* **STATED PROBLEM**
Return only the number of lines in the entries below that hold the word "left".

----- ENTRIES

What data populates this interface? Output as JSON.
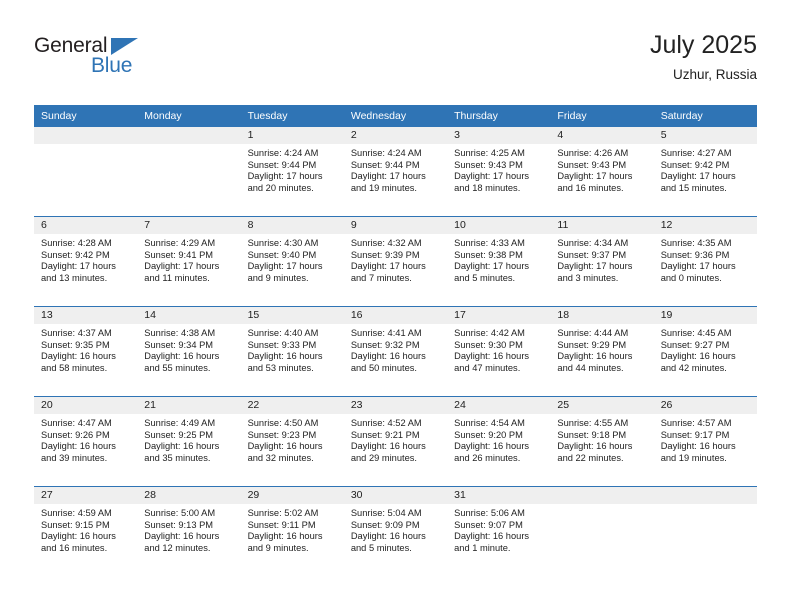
{
  "brand": {
    "name_top": "General",
    "name_bottom": "Blue",
    "accent_color": "#2f74b5",
    "text_color": "#231f20"
  },
  "header": {
    "title": "July 2025",
    "subtitle": "Uzhur, Russia"
  },
  "calendar": {
    "weekday_headers": [
      "Sunday",
      "Monday",
      "Tuesday",
      "Wednesday",
      "Thursday",
      "Friday",
      "Saturday"
    ],
    "header_bg": "#2f74b5",
    "header_text": "#ffffff",
    "daynum_band_bg": "#efefef",
    "weeks": [
      [
        {
          "day": "",
          "sunrise": "",
          "sunset": "",
          "daylight_line1": "",
          "daylight_line2": ""
        },
        {
          "day": "",
          "sunrise": "",
          "sunset": "",
          "daylight_line1": "",
          "daylight_line2": ""
        },
        {
          "day": "1",
          "sunrise": "Sunrise: 4:24 AM",
          "sunset": "Sunset: 9:44 PM",
          "daylight_line1": "Daylight: 17 hours",
          "daylight_line2": "and 20 minutes."
        },
        {
          "day": "2",
          "sunrise": "Sunrise: 4:24 AM",
          "sunset": "Sunset: 9:44 PM",
          "daylight_line1": "Daylight: 17 hours",
          "daylight_line2": "and 19 minutes."
        },
        {
          "day": "3",
          "sunrise": "Sunrise: 4:25 AM",
          "sunset": "Sunset: 9:43 PM",
          "daylight_line1": "Daylight: 17 hours",
          "daylight_line2": "and 18 minutes."
        },
        {
          "day": "4",
          "sunrise": "Sunrise: 4:26 AM",
          "sunset": "Sunset: 9:43 PM",
          "daylight_line1": "Daylight: 17 hours",
          "daylight_line2": "and 16 minutes."
        },
        {
          "day": "5",
          "sunrise": "Sunrise: 4:27 AM",
          "sunset": "Sunset: 9:42 PM",
          "daylight_line1": "Daylight: 17 hours",
          "daylight_line2": "and 15 minutes."
        }
      ],
      [
        {
          "day": "6",
          "sunrise": "Sunrise: 4:28 AM",
          "sunset": "Sunset: 9:42 PM",
          "daylight_line1": "Daylight: 17 hours",
          "daylight_line2": "and 13 minutes."
        },
        {
          "day": "7",
          "sunrise": "Sunrise: 4:29 AM",
          "sunset": "Sunset: 9:41 PM",
          "daylight_line1": "Daylight: 17 hours",
          "daylight_line2": "and 11 minutes."
        },
        {
          "day": "8",
          "sunrise": "Sunrise: 4:30 AM",
          "sunset": "Sunset: 9:40 PM",
          "daylight_line1": "Daylight: 17 hours",
          "daylight_line2": "and 9 minutes."
        },
        {
          "day": "9",
          "sunrise": "Sunrise: 4:32 AM",
          "sunset": "Sunset: 9:39 PM",
          "daylight_line1": "Daylight: 17 hours",
          "daylight_line2": "and 7 minutes."
        },
        {
          "day": "10",
          "sunrise": "Sunrise: 4:33 AM",
          "sunset": "Sunset: 9:38 PM",
          "daylight_line1": "Daylight: 17 hours",
          "daylight_line2": "and 5 minutes."
        },
        {
          "day": "11",
          "sunrise": "Sunrise: 4:34 AM",
          "sunset": "Sunset: 9:37 PM",
          "daylight_line1": "Daylight: 17 hours",
          "daylight_line2": "and 3 minutes."
        },
        {
          "day": "12",
          "sunrise": "Sunrise: 4:35 AM",
          "sunset": "Sunset: 9:36 PM",
          "daylight_line1": "Daylight: 17 hours",
          "daylight_line2": "and 0 minutes."
        }
      ],
      [
        {
          "day": "13",
          "sunrise": "Sunrise: 4:37 AM",
          "sunset": "Sunset: 9:35 PM",
          "daylight_line1": "Daylight: 16 hours",
          "daylight_line2": "and 58 minutes."
        },
        {
          "day": "14",
          "sunrise": "Sunrise: 4:38 AM",
          "sunset": "Sunset: 9:34 PM",
          "daylight_line1": "Daylight: 16 hours",
          "daylight_line2": "and 55 minutes."
        },
        {
          "day": "15",
          "sunrise": "Sunrise: 4:40 AM",
          "sunset": "Sunset: 9:33 PM",
          "daylight_line1": "Daylight: 16 hours",
          "daylight_line2": "and 53 minutes."
        },
        {
          "day": "16",
          "sunrise": "Sunrise: 4:41 AM",
          "sunset": "Sunset: 9:32 PM",
          "daylight_line1": "Daylight: 16 hours",
          "daylight_line2": "and 50 minutes."
        },
        {
          "day": "17",
          "sunrise": "Sunrise: 4:42 AM",
          "sunset": "Sunset: 9:30 PM",
          "daylight_line1": "Daylight: 16 hours",
          "daylight_line2": "and 47 minutes."
        },
        {
          "day": "18",
          "sunrise": "Sunrise: 4:44 AM",
          "sunset": "Sunset: 9:29 PM",
          "daylight_line1": "Daylight: 16 hours",
          "daylight_line2": "and 44 minutes."
        },
        {
          "day": "19",
          "sunrise": "Sunrise: 4:45 AM",
          "sunset": "Sunset: 9:27 PM",
          "daylight_line1": "Daylight: 16 hours",
          "daylight_line2": "and 42 minutes."
        }
      ],
      [
        {
          "day": "20",
          "sunrise": "Sunrise: 4:47 AM",
          "sunset": "Sunset: 9:26 PM",
          "daylight_line1": "Daylight: 16 hours",
          "daylight_line2": "and 39 minutes."
        },
        {
          "day": "21",
          "sunrise": "Sunrise: 4:49 AM",
          "sunset": "Sunset: 9:25 PM",
          "daylight_line1": "Daylight: 16 hours",
          "daylight_line2": "and 35 minutes."
        },
        {
          "day": "22",
          "sunrise": "Sunrise: 4:50 AM",
          "sunset": "Sunset: 9:23 PM",
          "daylight_line1": "Daylight: 16 hours",
          "daylight_line2": "and 32 minutes."
        },
        {
          "day": "23",
          "sunrise": "Sunrise: 4:52 AM",
          "sunset": "Sunset: 9:21 PM",
          "daylight_line1": "Daylight: 16 hours",
          "daylight_line2": "and 29 minutes."
        },
        {
          "day": "24",
          "sunrise": "Sunrise: 4:54 AM",
          "sunset": "Sunset: 9:20 PM",
          "daylight_line1": "Daylight: 16 hours",
          "daylight_line2": "and 26 minutes."
        },
        {
          "day": "25",
          "sunrise": "Sunrise: 4:55 AM",
          "sunset": "Sunset: 9:18 PM",
          "daylight_line1": "Daylight: 16 hours",
          "daylight_line2": "and 22 minutes."
        },
        {
          "day": "26",
          "sunrise": "Sunrise: 4:57 AM",
          "sunset": "Sunset: 9:17 PM",
          "daylight_line1": "Daylight: 16 hours",
          "daylight_line2": "and 19 minutes."
        }
      ],
      [
        {
          "day": "27",
          "sunrise": "Sunrise: 4:59 AM",
          "sunset": "Sunset: 9:15 PM",
          "daylight_line1": "Daylight: 16 hours",
          "daylight_line2": "and 16 minutes."
        },
        {
          "day": "28",
          "sunrise": "Sunrise: 5:00 AM",
          "sunset": "Sunset: 9:13 PM",
          "daylight_line1": "Daylight: 16 hours",
          "daylight_line2": "and 12 minutes."
        },
        {
          "day": "29",
          "sunrise": "Sunrise: 5:02 AM",
          "sunset": "Sunset: 9:11 PM",
          "daylight_line1": "Daylight: 16 hours",
          "daylight_line2": "and 9 minutes."
        },
        {
          "day": "30",
          "sunrise": "Sunrise: 5:04 AM",
          "sunset": "Sunset: 9:09 PM",
          "daylight_line1": "Daylight: 16 hours",
          "daylight_line2": "and 5 minutes."
        },
        {
          "day": "31",
          "sunrise": "Sunrise: 5:06 AM",
          "sunset": "Sunset: 9:07 PM",
          "daylight_line1": "Daylight: 16 hours",
          "daylight_line2": "and 1 minute."
        },
        {
          "day": "",
          "sunrise": "",
          "sunset": "",
          "daylight_line1": "",
          "daylight_line2": ""
        },
        {
          "day": "",
          "sunrise": "",
          "sunset": "",
          "daylight_line1": "",
          "daylight_line2": ""
        }
      ]
    ]
  }
}
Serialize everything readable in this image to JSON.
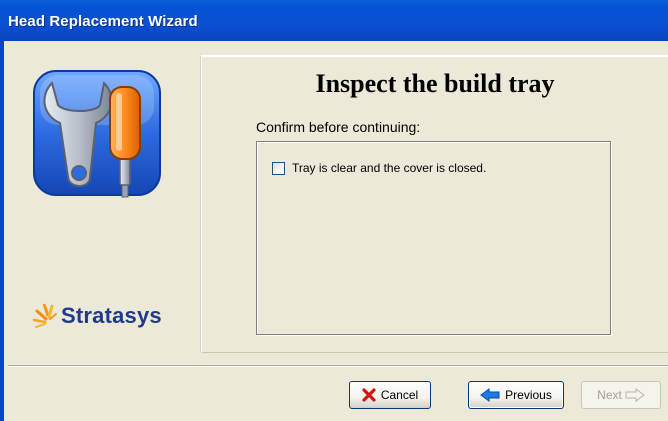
{
  "window": {
    "title": "Head Replacement Wizard"
  },
  "sidebar": {
    "icon": "wrench-screwdriver-icon",
    "brand": "Stratasys",
    "brand_color": "#1f3a8c"
  },
  "page": {
    "heading": "Inspect the build tray",
    "prompt": "Confirm before continuing:",
    "checkbox": {
      "label": "Tray is clear and the cover is closed.",
      "checked": false
    }
  },
  "buttons": {
    "cancel": {
      "label": "Cancel",
      "icon": "red-x-icon"
    },
    "previous": {
      "label": "Previous",
      "icon": "blue-left-arrow-icon"
    },
    "next": {
      "label": "Next",
      "icon": "right-arrow-outline-icon",
      "enabled": false
    }
  },
  "colors": {
    "titlebar": "#0553d6",
    "dialog_bg": "#ece9d8"
  }
}
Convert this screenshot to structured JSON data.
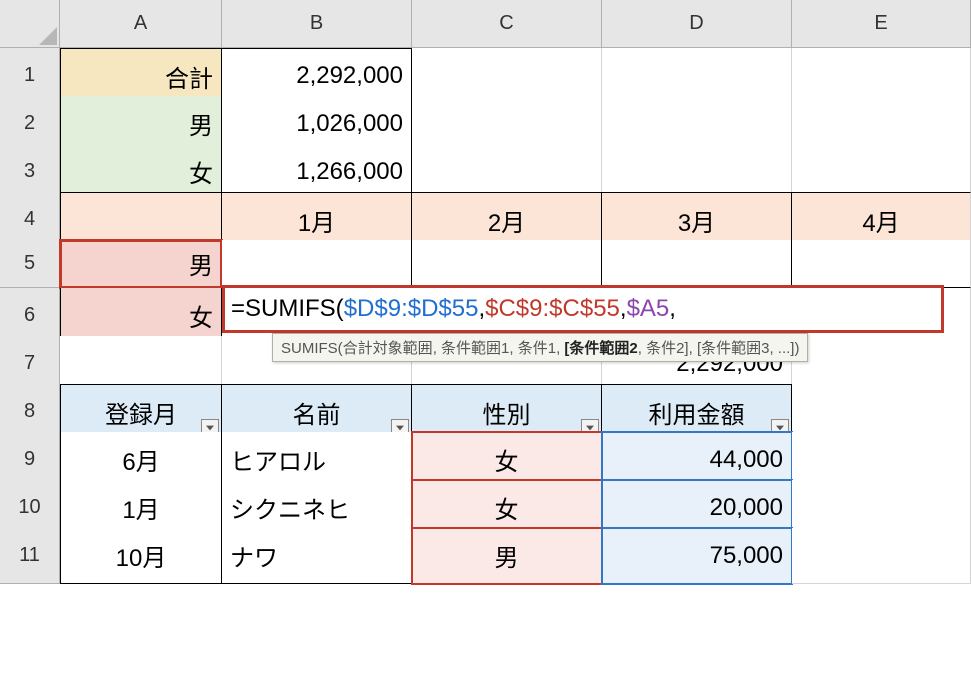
{
  "columns": [
    "A",
    "B",
    "C",
    "D",
    "E"
  ],
  "rows": [
    "1",
    "2",
    "3",
    "4",
    "5",
    "6",
    "7",
    "8",
    "9",
    "10",
    "11"
  ],
  "summary": {
    "total_label": "合計",
    "total_value": "2,292,000",
    "male_label": "男",
    "male_value": "1,026,000",
    "female_label": "女",
    "female_value": "1,266,000"
  },
  "months": {
    "m1": "1月",
    "m2": "2月",
    "m3": "3月",
    "m4": "4月"
  },
  "pivot": {
    "row5_label": "男",
    "row6_label": "女",
    "row7_total": "2,292,000"
  },
  "table": {
    "headers": {
      "month": "登録月",
      "name": "名前",
      "gender": "性別",
      "amount": "利用金額"
    },
    "rows": [
      {
        "month": "6月",
        "name": "ヒアロル",
        "gender": "女",
        "amount": "44,000"
      },
      {
        "month": "1月",
        "name": "シクニネヒ",
        "gender": "女",
        "amount": "20,000"
      },
      {
        "month": "10月",
        "name": "ナワ",
        "gender": "男",
        "amount": "75,000"
      }
    ]
  },
  "formula": {
    "prefix": "=SUMIFS(",
    "arg1": "$D$9:$D$55",
    "sep": ",",
    "arg2": "$C$9:$C$55",
    "arg3": "$A5"
  },
  "tooltip": {
    "fn": "SUMIFS(",
    "a1": "合計対象範囲",
    "a2": "条件範囲1",
    "a3": "条件1",
    "a4_bold": "[条件範囲2",
    "a5": "条件2]",
    "a6": "[条件範囲3, ...])",
    "sep": ", "
  }
}
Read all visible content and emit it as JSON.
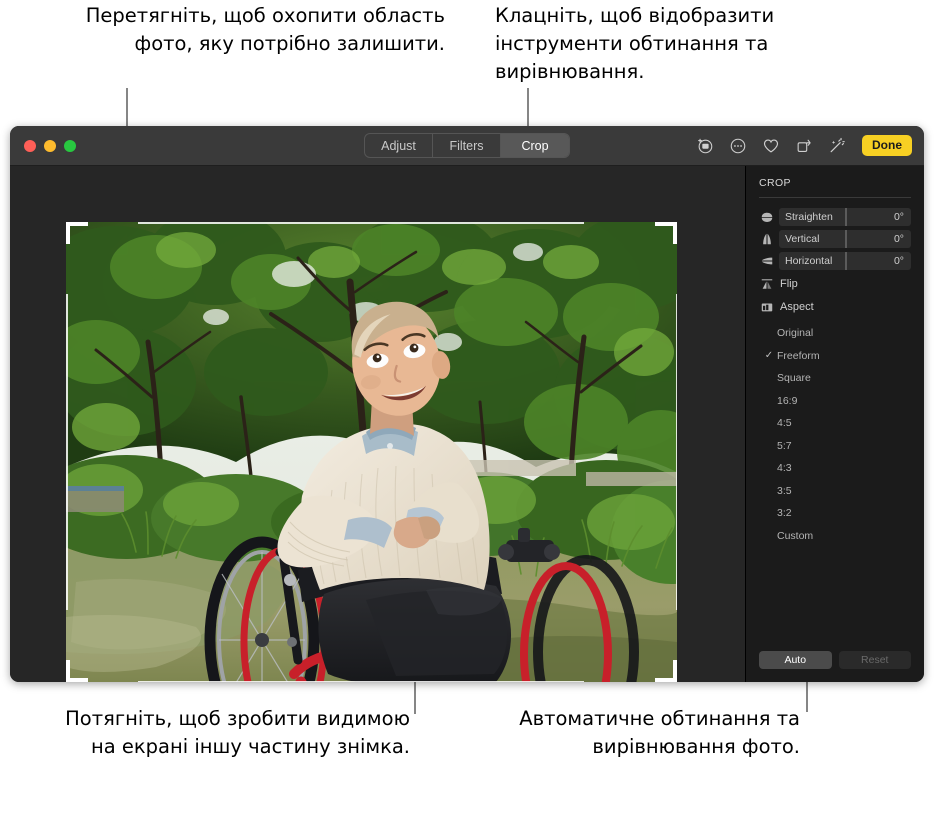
{
  "callouts": {
    "crop_area": "Перетягніть, щоб охопити область фото, яку потрібно залишити.",
    "crop_tools": "Клацніть, щоб відобразити інструменти обтинання та вирівнювання.",
    "drag_photo": "Потягніть, щоб зробити видимою на екрані іншу частину знімка.",
    "auto": "Автоматичне обтинання та вирівнювання фото."
  },
  "window": {
    "traffic_lights": [
      "close",
      "minimize",
      "maximize"
    ]
  },
  "segmented_control": {
    "items": [
      {
        "label": "Adjust",
        "selected": false
      },
      {
        "label": "Filters",
        "selected": false
      },
      {
        "label": "Crop",
        "selected": true
      }
    ]
  },
  "toolbar": {
    "icons": [
      "revert-to-original-icon",
      "more-options-icon",
      "favorite-heart-icon",
      "rotate-icon",
      "auto-enhance-wand-icon"
    ],
    "done_label": "Done",
    "done_color": "#f7d023"
  },
  "sidebar": {
    "header": "CROP",
    "sliders": [
      {
        "icon": "straighten-icon",
        "label": "Straighten",
        "value": "0°"
      },
      {
        "icon": "vertical-icon",
        "label": "Vertical",
        "value": "0°"
      },
      {
        "icon": "horizontal-icon",
        "label": "Horizontal",
        "value": "0°"
      }
    ],
    "menus": [
      {
        "icon": "flip-icon",
        "label": "Flip"
      },
      {
        "icon": "aspect-icon",
        "label": "Aspect"
      }
    ],
    "aspect_options": [
      {
        "label": "Original",
        "checked": false
      },
      {
        "label": "Freeform",
        "checked": true
      },
      {
        "label": "Square",
        "checked": false
      },
      {
        "label": "16:9",
        "checked": false
      },
      {
        "label": "4:5",
        "checked": false
      },
      {
        "label": "5:7",
        "checked": false
      },
      {
        "label": "4:3",
        "checked": false
      },
      {
        "label": "3:5",
        "checked": false
      },
      {
        "label": "3:2",
        "checked": false
      },
      {
        "label": "Custom",
        "checked": false
      }
    ],
    "check_glyph": "✓",
    "auto_label": "Auto",
    "reset_label": "Reset"
  },
  "photo": {
    "description": "Man in a wheelchair in a green garden looking up and smiling",
    "crop_handles": [
      "top-left",
      "top-right",
      "bottom-left",
      "bottom-right"
    ]
  },
  "colors": {
    "window_bg": "#262626",
    "titlebar_bg": "#3a3a3a",
    "sidebar_bg": "#1b1b1b",
    "accent": "#f7d023"
  }
}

----------

* **RESPONSE TO THE EXERCISE**
3